**Input for this task:**
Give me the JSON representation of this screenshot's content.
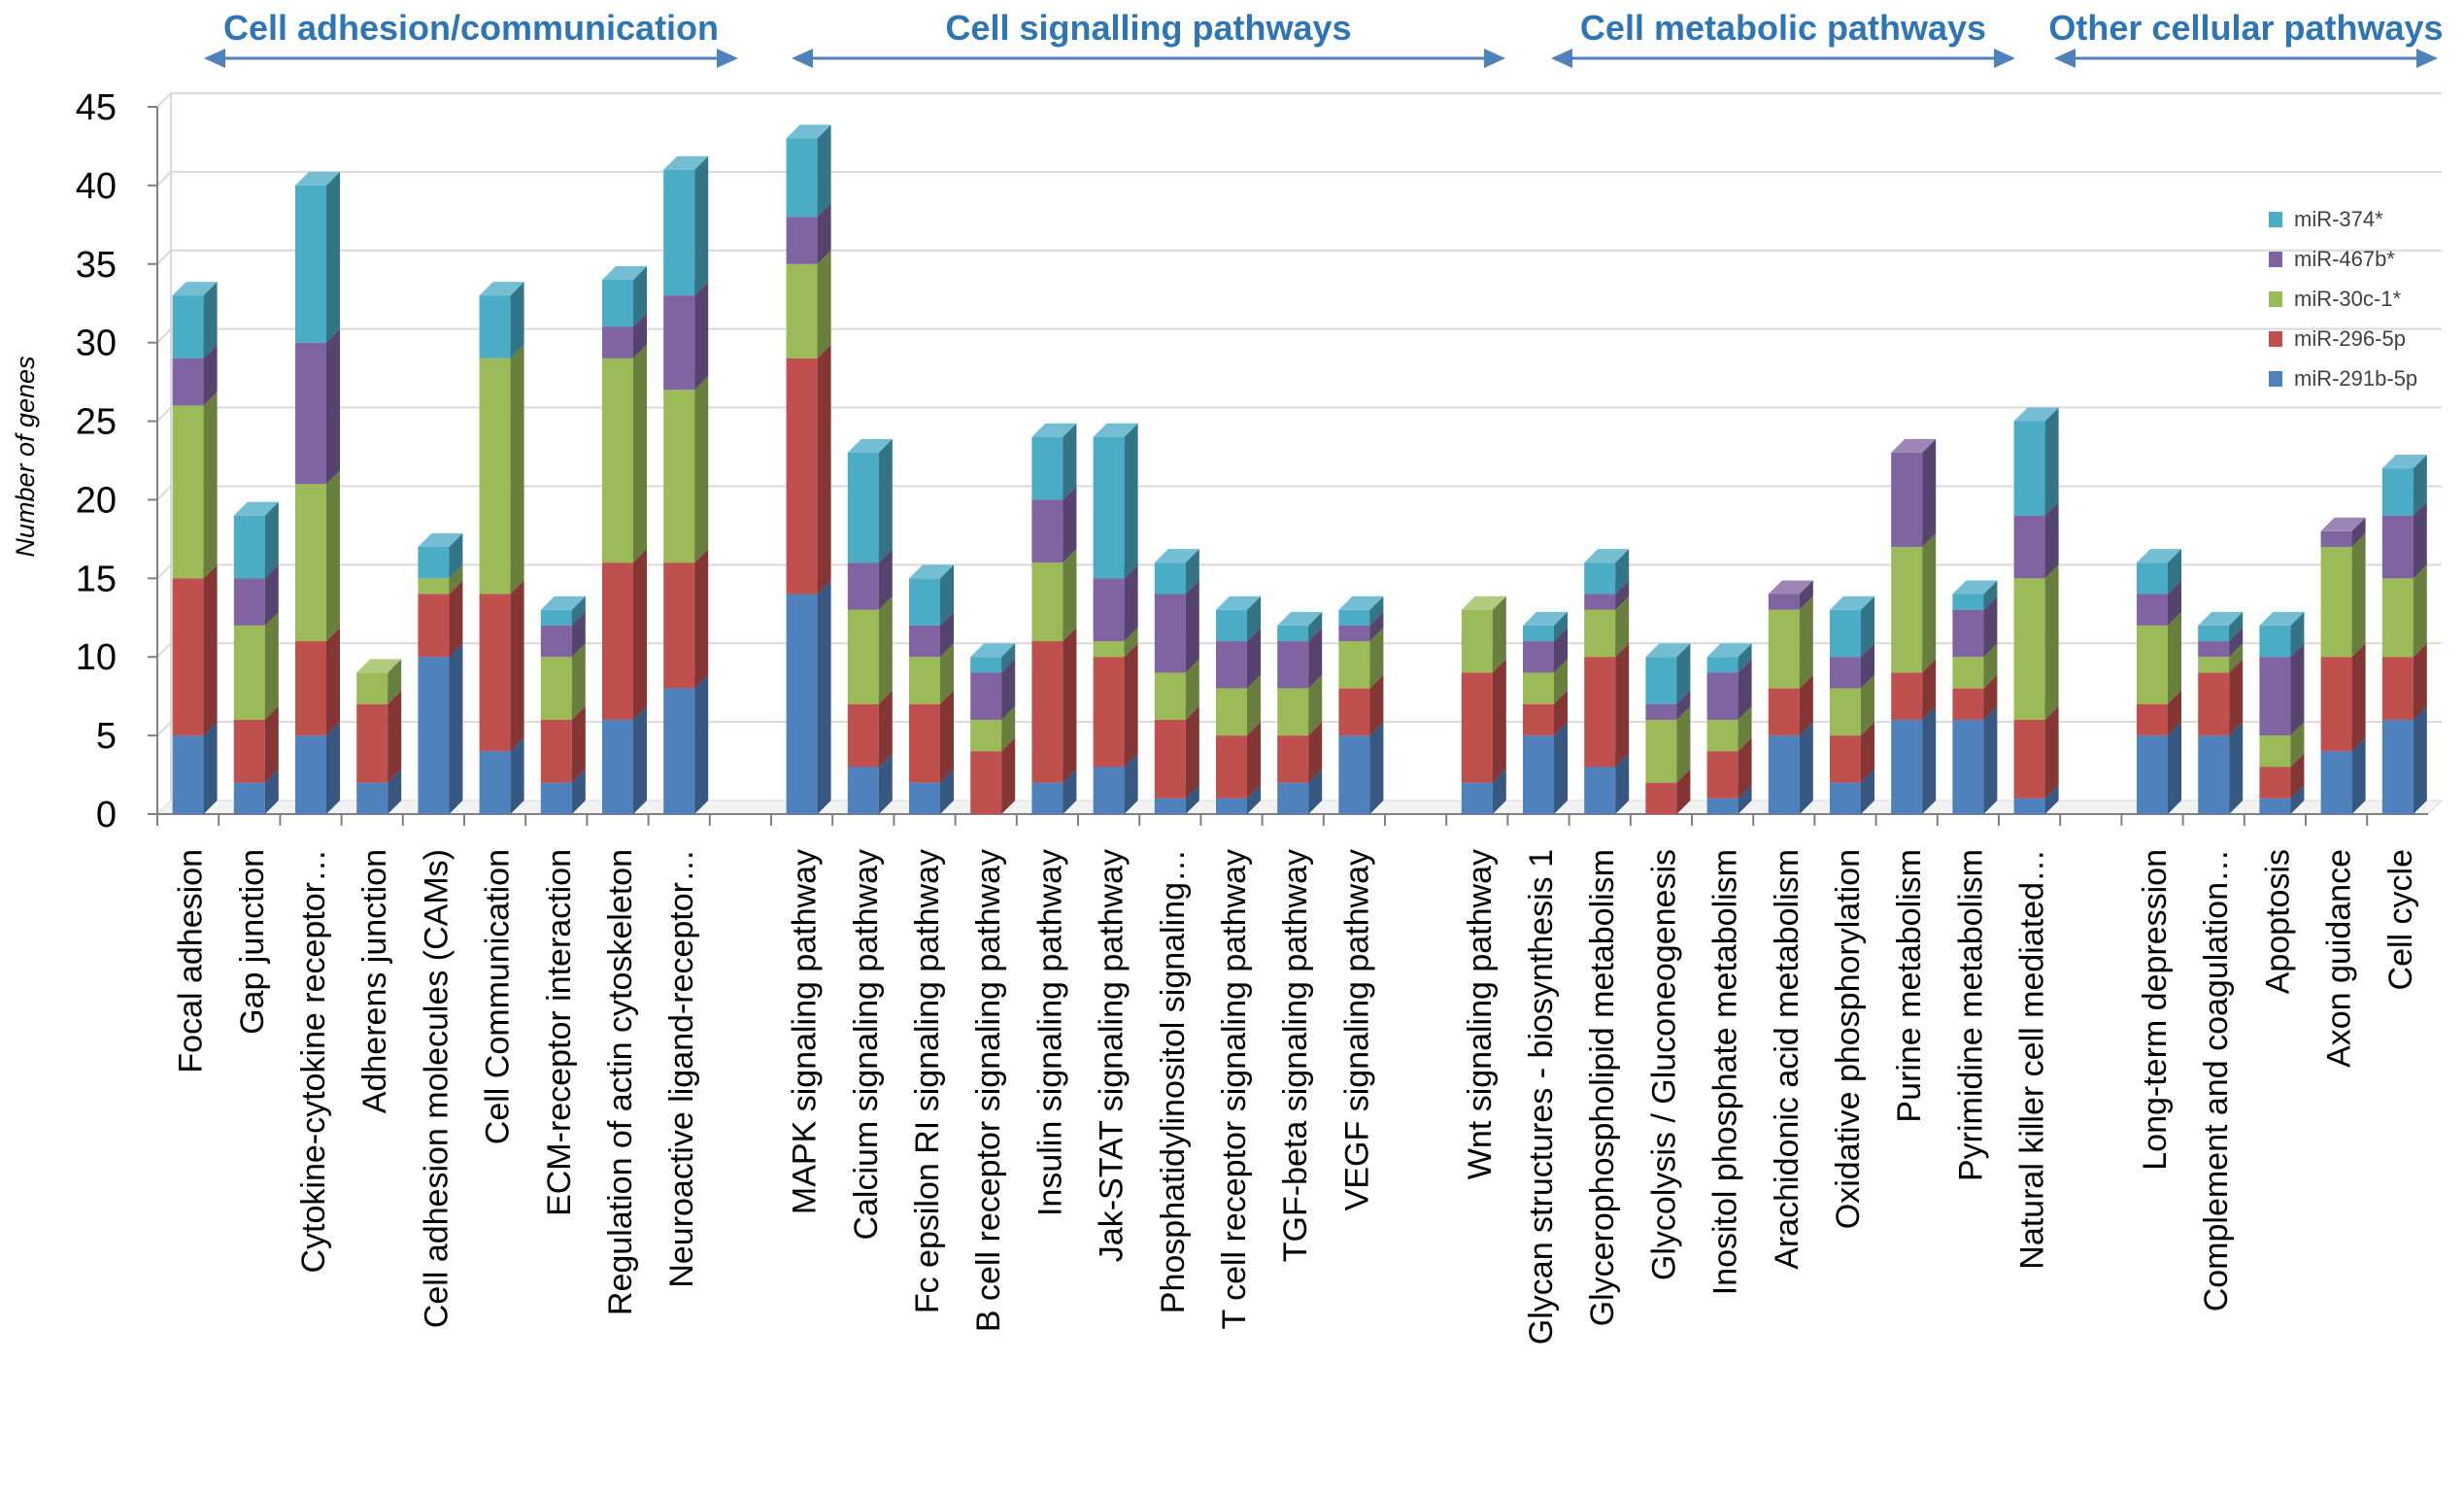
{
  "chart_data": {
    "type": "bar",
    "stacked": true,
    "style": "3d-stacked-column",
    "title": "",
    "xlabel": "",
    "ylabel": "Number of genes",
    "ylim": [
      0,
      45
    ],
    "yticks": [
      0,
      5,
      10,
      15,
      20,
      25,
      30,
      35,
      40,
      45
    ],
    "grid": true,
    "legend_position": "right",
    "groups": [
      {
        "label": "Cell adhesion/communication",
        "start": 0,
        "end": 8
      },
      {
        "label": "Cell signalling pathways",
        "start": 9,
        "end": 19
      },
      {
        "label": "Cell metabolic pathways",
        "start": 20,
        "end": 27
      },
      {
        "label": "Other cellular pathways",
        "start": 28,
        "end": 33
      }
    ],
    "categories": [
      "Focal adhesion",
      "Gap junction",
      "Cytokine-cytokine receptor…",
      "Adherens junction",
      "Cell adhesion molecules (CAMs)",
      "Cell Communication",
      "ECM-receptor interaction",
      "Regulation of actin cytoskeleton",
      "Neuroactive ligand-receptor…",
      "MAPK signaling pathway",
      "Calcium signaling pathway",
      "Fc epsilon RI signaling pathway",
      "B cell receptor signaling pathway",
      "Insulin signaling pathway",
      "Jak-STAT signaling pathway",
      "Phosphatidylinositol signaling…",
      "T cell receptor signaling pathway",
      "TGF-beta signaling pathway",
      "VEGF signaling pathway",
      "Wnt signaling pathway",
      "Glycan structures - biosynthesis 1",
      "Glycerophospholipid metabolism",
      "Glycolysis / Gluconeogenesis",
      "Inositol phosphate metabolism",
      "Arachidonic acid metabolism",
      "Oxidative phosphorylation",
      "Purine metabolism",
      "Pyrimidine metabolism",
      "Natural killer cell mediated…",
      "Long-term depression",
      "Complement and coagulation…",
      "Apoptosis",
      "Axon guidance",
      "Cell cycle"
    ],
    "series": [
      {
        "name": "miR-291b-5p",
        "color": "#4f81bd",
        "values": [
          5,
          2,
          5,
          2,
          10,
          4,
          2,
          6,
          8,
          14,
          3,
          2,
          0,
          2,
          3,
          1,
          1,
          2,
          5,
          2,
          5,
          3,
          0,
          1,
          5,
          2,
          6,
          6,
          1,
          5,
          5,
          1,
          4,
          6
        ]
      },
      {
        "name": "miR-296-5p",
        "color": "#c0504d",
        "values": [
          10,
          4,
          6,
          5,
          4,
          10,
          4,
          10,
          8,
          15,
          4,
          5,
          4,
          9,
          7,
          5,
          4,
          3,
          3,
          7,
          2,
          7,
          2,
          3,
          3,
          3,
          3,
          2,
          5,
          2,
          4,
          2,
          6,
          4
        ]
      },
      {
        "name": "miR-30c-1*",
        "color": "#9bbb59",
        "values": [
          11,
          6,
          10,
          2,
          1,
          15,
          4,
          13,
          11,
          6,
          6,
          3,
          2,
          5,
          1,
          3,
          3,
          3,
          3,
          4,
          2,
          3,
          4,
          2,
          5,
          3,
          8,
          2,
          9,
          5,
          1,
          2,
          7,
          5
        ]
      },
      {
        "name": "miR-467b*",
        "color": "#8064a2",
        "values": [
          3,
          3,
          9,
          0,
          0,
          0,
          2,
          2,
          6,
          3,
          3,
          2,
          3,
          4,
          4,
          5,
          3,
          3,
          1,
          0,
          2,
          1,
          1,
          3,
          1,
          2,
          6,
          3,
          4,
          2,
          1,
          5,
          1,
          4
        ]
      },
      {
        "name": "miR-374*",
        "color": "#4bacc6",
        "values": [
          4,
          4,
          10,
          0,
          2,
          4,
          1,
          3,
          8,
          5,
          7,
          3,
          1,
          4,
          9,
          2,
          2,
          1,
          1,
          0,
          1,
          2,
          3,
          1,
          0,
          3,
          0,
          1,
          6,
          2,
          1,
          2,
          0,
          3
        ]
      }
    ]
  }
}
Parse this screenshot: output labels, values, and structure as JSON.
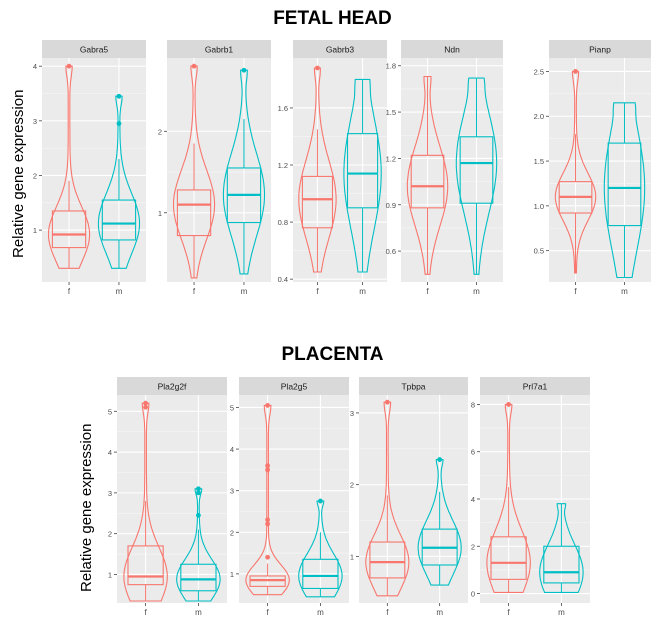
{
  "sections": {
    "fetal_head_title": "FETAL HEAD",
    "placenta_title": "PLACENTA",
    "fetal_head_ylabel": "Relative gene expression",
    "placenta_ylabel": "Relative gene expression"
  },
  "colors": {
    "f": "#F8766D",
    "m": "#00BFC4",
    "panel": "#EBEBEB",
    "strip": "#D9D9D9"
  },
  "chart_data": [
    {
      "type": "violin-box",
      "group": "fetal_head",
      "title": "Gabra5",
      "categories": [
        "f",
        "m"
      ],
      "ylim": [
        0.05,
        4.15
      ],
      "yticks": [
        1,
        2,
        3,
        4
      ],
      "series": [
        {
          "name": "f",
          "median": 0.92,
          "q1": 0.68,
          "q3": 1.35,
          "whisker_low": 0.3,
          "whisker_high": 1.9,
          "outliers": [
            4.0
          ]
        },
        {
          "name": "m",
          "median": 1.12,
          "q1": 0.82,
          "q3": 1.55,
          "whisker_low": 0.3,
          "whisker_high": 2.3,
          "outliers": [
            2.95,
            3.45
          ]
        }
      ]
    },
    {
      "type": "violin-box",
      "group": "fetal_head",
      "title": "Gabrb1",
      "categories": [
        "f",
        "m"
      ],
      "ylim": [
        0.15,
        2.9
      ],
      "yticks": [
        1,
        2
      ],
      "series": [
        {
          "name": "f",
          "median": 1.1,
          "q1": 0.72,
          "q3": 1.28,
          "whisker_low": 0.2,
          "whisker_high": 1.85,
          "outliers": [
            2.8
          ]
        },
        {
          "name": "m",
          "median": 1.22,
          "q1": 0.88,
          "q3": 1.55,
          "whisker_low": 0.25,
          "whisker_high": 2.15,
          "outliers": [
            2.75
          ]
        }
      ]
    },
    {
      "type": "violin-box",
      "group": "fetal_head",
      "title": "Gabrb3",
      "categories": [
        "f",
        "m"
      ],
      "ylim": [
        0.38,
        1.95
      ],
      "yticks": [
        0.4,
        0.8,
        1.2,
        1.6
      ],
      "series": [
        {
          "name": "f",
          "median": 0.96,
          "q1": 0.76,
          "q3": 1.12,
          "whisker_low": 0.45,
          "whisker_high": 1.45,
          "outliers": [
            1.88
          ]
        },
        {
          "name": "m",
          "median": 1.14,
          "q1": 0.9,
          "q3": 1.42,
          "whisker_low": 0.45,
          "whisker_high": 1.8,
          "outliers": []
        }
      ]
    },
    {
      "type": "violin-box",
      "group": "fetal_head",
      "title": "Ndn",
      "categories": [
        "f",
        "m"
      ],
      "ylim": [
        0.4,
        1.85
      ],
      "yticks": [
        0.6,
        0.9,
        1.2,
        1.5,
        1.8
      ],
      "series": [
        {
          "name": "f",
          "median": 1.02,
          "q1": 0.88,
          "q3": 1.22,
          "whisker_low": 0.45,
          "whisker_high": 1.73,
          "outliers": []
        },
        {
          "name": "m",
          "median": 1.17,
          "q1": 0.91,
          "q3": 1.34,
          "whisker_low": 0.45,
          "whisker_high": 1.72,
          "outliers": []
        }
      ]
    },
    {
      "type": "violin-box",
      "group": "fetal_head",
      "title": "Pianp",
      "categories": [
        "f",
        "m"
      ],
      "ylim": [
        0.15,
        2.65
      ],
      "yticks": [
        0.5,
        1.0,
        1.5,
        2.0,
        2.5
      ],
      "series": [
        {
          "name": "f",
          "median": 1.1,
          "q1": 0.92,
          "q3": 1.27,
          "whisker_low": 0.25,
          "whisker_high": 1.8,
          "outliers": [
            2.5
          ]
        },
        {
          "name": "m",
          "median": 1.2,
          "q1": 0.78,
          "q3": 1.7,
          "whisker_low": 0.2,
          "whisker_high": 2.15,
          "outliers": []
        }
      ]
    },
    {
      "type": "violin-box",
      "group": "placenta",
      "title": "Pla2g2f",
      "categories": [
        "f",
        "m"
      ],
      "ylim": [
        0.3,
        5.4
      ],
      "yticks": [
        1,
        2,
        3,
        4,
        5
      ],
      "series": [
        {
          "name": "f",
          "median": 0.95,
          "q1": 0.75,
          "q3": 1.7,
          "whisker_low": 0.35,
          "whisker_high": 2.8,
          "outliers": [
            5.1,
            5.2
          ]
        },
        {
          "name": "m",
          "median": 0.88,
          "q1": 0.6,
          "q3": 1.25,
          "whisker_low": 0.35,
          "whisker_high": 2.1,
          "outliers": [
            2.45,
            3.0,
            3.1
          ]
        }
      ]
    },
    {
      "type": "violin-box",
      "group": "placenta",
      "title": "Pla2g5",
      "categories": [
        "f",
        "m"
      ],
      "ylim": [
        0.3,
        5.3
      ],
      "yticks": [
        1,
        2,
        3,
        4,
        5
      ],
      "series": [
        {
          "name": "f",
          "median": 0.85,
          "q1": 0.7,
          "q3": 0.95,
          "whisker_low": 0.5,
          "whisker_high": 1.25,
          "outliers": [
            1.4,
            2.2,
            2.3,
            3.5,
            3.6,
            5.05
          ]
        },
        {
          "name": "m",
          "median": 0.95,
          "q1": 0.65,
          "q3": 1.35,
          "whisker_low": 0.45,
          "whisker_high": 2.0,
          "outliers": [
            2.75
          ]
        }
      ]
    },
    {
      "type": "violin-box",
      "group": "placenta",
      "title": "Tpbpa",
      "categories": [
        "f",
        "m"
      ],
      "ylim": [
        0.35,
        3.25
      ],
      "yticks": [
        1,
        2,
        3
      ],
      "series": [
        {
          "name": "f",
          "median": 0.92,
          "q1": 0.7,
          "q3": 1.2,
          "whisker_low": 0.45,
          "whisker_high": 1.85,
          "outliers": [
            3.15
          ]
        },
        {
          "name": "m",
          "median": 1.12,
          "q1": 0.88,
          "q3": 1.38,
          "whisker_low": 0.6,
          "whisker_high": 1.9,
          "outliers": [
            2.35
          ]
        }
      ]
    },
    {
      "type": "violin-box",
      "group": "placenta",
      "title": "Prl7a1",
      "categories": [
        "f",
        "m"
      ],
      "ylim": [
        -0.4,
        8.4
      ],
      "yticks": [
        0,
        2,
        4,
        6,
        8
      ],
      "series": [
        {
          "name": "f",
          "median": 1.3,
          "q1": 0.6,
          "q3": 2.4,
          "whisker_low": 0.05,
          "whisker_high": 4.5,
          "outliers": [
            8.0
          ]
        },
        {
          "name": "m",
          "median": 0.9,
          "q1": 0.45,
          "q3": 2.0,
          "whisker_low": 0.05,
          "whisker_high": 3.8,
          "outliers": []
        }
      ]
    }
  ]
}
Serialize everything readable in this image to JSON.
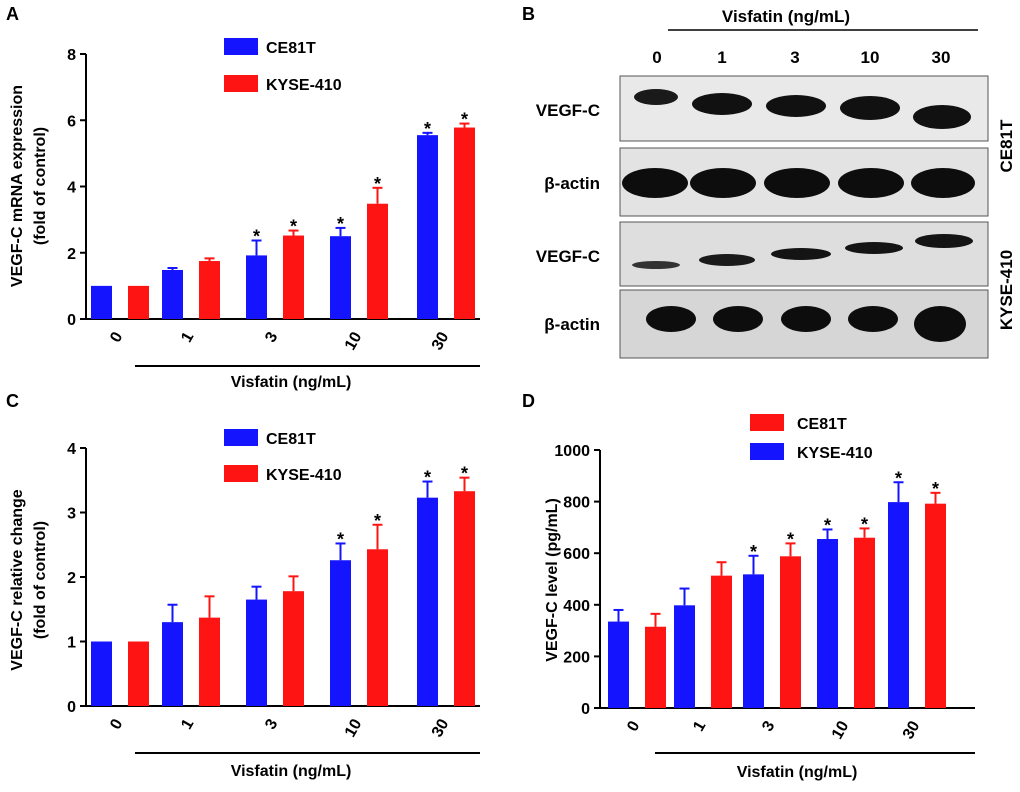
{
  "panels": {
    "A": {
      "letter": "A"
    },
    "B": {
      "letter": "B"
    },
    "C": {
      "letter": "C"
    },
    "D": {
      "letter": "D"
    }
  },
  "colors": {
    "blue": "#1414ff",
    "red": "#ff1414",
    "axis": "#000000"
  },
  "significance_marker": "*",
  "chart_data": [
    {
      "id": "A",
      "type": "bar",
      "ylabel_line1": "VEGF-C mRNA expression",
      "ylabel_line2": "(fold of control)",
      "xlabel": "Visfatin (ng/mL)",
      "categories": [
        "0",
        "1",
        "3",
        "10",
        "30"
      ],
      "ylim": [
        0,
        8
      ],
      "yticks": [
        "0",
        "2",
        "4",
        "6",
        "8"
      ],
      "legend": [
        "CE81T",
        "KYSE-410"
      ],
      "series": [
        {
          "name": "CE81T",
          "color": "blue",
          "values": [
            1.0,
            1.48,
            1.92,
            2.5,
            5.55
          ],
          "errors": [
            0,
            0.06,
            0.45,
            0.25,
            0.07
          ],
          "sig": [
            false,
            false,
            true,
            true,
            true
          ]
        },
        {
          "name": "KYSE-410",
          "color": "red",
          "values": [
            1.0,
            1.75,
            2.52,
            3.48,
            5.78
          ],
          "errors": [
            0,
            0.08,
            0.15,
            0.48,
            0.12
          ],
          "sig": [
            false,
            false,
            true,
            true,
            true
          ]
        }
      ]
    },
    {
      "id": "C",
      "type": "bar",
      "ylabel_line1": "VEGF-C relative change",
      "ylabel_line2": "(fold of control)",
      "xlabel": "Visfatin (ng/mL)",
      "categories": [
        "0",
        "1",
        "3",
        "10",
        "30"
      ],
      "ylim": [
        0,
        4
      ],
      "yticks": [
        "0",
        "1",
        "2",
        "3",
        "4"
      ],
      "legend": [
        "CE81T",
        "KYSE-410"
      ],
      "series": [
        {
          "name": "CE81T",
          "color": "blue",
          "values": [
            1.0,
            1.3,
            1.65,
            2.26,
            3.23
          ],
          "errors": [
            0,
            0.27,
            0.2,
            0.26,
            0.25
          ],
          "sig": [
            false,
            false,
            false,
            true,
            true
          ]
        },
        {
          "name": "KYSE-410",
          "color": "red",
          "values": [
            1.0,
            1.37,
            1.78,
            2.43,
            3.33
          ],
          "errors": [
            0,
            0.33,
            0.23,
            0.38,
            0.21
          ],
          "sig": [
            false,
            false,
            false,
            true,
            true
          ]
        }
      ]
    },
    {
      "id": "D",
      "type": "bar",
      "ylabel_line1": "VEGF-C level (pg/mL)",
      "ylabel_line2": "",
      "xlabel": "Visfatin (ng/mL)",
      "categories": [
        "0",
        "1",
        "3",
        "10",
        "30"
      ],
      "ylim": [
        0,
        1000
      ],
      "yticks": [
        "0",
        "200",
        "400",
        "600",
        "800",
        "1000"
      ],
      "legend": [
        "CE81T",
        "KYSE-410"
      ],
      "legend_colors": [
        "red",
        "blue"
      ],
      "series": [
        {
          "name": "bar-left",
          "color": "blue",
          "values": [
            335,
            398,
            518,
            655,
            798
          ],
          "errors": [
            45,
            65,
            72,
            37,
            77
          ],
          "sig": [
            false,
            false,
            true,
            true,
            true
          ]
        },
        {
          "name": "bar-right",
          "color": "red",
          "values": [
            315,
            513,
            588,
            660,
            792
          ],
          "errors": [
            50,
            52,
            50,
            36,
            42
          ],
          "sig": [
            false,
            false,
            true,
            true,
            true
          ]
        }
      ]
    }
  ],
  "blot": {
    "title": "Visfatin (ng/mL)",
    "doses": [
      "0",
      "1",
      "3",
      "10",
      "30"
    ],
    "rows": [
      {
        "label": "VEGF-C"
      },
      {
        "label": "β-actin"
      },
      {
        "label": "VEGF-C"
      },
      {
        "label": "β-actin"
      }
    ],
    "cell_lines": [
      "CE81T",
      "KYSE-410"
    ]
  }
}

**Work instruction:**
Go through the entries and return each line where the word "adhesion" occurs.

**Answer to this problem:**
        "label": "Cell adhesion/communication",
      "Focal adhesion",
      "Cell adhesion molecules (CAMs)",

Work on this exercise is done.